◆ **Task prompt**
What lines below include the string "sviluppo"? Pick them out and copy them.

Records for processing below:

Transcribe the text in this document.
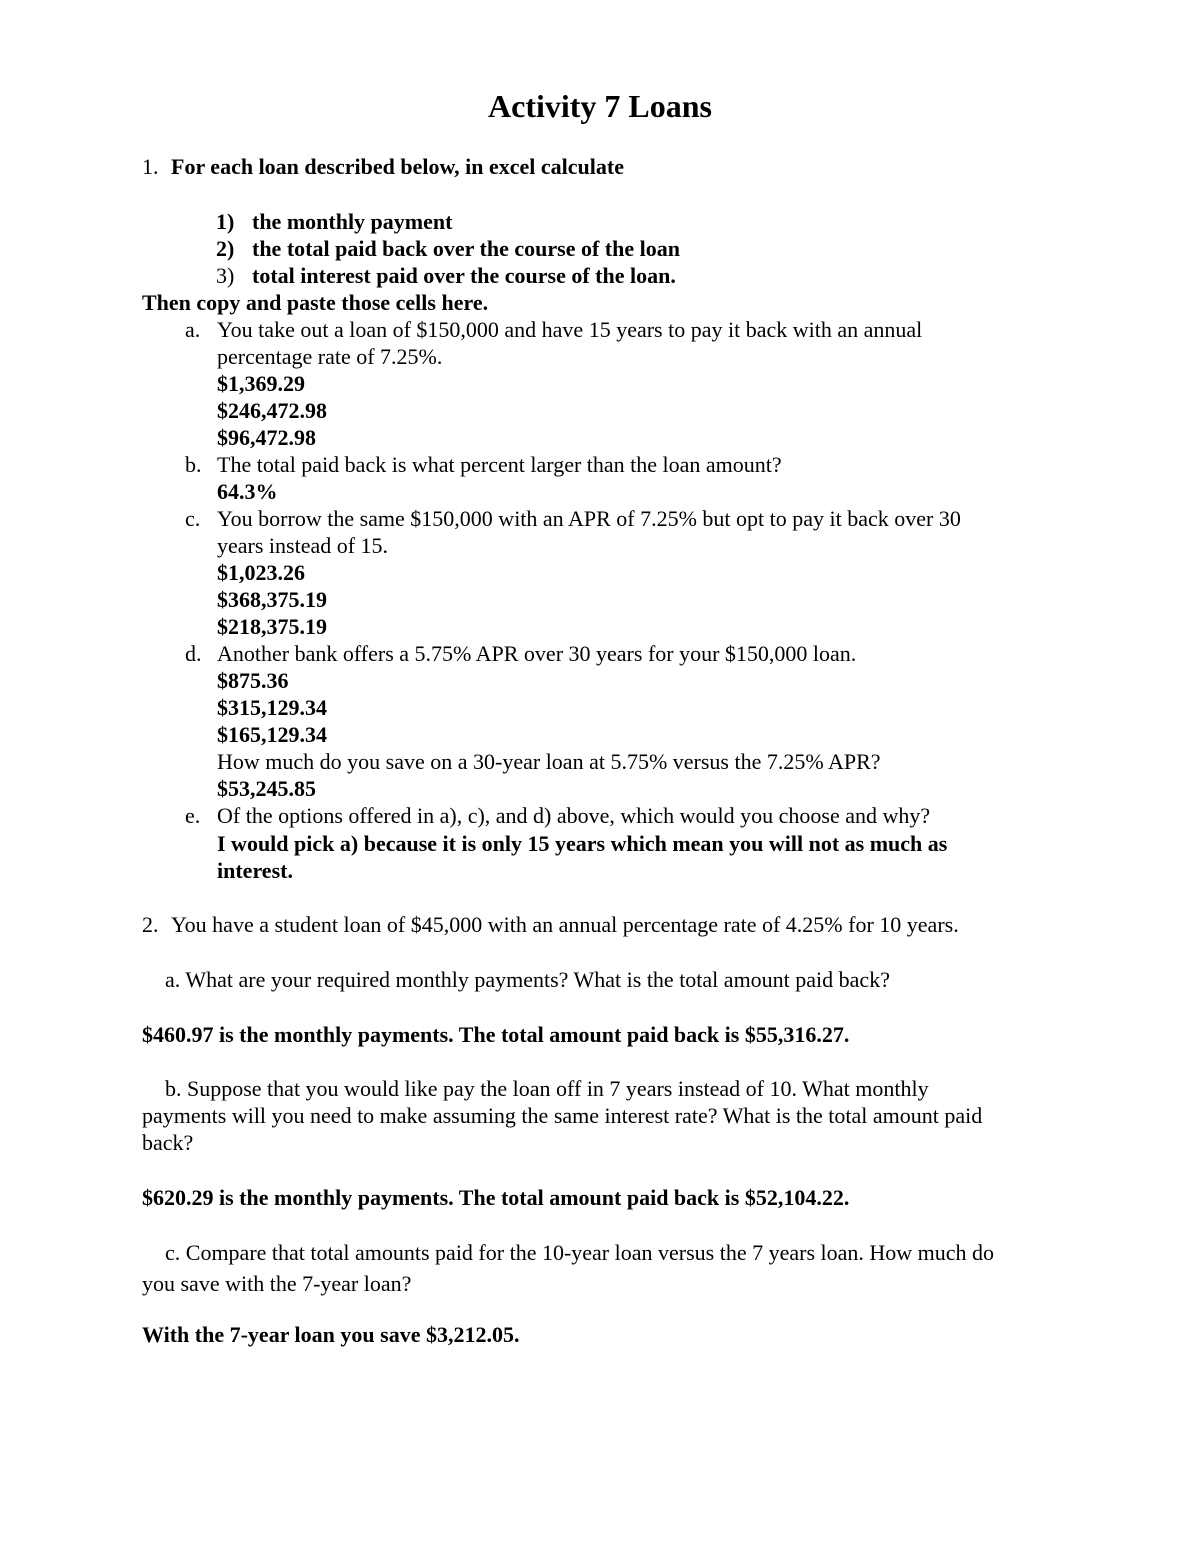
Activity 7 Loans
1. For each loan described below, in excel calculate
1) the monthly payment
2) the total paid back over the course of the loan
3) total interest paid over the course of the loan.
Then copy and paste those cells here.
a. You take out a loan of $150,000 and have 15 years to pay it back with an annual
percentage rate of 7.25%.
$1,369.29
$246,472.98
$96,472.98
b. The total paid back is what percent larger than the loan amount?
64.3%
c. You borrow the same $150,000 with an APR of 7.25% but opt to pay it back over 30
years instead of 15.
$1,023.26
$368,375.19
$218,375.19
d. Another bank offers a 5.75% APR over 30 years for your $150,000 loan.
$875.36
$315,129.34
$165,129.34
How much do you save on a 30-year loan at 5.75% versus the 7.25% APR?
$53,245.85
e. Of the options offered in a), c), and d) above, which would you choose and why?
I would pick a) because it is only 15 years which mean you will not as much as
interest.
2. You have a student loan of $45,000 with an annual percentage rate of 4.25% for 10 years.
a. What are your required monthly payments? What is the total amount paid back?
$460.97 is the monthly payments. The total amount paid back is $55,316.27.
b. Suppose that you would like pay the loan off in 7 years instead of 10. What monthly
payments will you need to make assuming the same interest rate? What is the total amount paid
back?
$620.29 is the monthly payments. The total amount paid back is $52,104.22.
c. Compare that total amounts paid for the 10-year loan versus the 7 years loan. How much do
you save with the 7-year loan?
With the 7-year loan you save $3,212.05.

End of Records for processing.
Records for processing below:

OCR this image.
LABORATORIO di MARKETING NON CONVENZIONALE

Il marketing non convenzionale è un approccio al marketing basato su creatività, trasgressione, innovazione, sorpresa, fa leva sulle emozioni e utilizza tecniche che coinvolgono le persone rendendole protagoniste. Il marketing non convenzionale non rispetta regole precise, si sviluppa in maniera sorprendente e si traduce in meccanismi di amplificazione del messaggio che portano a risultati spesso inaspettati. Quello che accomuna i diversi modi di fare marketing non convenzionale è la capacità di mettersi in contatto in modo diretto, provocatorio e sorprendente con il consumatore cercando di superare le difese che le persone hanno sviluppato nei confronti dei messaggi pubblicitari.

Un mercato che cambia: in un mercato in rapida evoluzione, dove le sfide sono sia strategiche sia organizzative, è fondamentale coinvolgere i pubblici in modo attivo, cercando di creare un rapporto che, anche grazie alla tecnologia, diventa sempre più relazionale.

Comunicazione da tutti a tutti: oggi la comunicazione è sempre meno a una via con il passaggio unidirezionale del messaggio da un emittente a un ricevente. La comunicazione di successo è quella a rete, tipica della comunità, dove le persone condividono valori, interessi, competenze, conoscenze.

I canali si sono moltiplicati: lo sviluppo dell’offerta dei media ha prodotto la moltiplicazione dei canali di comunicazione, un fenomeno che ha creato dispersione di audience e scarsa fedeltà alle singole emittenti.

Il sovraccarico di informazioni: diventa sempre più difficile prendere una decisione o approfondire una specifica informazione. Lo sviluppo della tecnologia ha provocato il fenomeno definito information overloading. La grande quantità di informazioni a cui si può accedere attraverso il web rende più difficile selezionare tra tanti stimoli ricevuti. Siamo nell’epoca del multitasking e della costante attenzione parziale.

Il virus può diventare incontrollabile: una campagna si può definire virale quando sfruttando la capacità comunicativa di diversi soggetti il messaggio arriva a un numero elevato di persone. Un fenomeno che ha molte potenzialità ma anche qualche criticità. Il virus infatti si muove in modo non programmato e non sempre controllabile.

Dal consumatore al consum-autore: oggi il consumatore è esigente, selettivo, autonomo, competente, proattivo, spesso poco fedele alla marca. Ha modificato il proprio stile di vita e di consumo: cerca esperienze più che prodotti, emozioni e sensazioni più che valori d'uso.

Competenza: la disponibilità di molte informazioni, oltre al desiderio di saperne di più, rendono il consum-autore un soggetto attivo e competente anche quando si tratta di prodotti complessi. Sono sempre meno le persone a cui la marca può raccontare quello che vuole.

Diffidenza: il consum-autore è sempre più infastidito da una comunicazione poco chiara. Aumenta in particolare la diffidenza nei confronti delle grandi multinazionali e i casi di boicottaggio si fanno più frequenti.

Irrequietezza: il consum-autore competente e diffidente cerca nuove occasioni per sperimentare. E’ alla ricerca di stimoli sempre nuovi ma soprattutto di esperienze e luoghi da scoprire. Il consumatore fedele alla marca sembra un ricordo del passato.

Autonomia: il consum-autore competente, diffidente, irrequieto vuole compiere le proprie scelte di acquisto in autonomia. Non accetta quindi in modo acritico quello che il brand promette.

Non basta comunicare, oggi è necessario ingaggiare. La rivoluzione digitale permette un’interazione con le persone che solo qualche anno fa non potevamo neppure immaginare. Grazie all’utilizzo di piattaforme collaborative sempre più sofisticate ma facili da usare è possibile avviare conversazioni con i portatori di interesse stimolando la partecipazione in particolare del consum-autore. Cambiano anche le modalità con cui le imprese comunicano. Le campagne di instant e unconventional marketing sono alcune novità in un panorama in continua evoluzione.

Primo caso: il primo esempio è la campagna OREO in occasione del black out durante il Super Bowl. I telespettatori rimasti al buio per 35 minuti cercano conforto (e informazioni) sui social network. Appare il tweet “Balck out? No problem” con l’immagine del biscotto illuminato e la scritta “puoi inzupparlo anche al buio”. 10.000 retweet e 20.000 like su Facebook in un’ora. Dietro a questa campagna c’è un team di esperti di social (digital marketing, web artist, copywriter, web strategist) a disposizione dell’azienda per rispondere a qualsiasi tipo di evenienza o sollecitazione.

End of Records for processing.

◆ **Problem solution**
I canali si sono moltiplicati: lo sviluppo dell’offerta dei media ha prodotto la moltiplicazione dei canali di comunicazione, un fenomeno che ha creato dispersione di audience e scarsa fedeltà alle singole emittenti.
Il sovraccarico di informazioni: diventa sempre più difficile prendere una decisione o approfondire una specifica informazione. Lo sviluppo della tecnologia ha provocato il fenomeno definito information overloading. La grande quantità di informazioni a cui si può accedere attraverso il web rende più difficile selezionare tra tanti stimoli ricevuti. Siamo nell’epoca del multitasking e della costante attenzione parziale.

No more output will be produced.